Description of the task:
Would it be possible to write out each entry below exactly, without the pictures?

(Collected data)
** start **
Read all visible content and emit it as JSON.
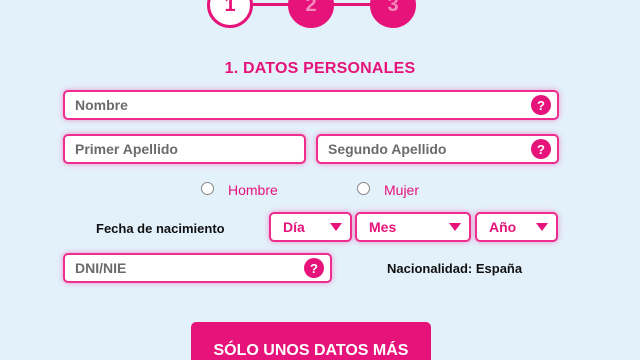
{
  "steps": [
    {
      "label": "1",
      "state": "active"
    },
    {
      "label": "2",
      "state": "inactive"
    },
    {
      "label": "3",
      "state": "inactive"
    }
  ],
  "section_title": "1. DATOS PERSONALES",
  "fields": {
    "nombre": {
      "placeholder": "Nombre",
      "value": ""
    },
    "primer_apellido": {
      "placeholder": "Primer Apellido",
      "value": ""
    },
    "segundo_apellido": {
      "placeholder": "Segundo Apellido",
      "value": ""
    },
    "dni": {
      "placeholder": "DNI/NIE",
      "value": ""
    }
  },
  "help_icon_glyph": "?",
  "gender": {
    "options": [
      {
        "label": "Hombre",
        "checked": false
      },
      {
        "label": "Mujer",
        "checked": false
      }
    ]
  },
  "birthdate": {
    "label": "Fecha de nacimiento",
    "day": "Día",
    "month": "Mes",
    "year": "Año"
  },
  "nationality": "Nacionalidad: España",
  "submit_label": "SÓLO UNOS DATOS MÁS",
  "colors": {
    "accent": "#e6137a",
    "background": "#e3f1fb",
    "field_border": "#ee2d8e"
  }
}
** end **
Solution to the exercise:
Read all visible content and emit it as JSON.
{
  "steps": [
    {
      "label": "1",
      "state": "active"
    },
    {
      "label": "2",
      "state": "inactive"
    },
    {
      "label": "3",
      "state": "inactive"
    }
  ],
  "section_title": "1. DATOS PERSONALES",
  "fields": {
    "nombre": {
      "placeholder": "Nombre",
      "value": ""
    },
    "primer_apellido": {
      "placeholder": "Primer Apellido",
      "value": ""
    },
    "segundo_apellido": {
      "placeholder": "Segundo Apellido",
      "value": ""
    },
    "dni": {
      "placeholder": "DNI/NIE",
      "value": ""
    }
  },
  "help_icon_glyph": "?",
  "gender": {
    "options": [
      {
        "label": "Hombre",
        "checked": false
      },
      {
        "label": "Mujer",
        "checked": false
      }
    ]
  },
  "birthdate": {
    "label": "Fecha de nacimiento",
    "day": "Día",
    "month": "Mes",
    "year": "Año"
  },
  "nationality": "Nacionalidad: España",
  "submit_label": "SÓLO UNOS DATOS MÁS",
  "colors": {
    "accent": "#e6137a",
    "background": "#e3f1fb",
    "field_border": "#ee2d8e"
  }
}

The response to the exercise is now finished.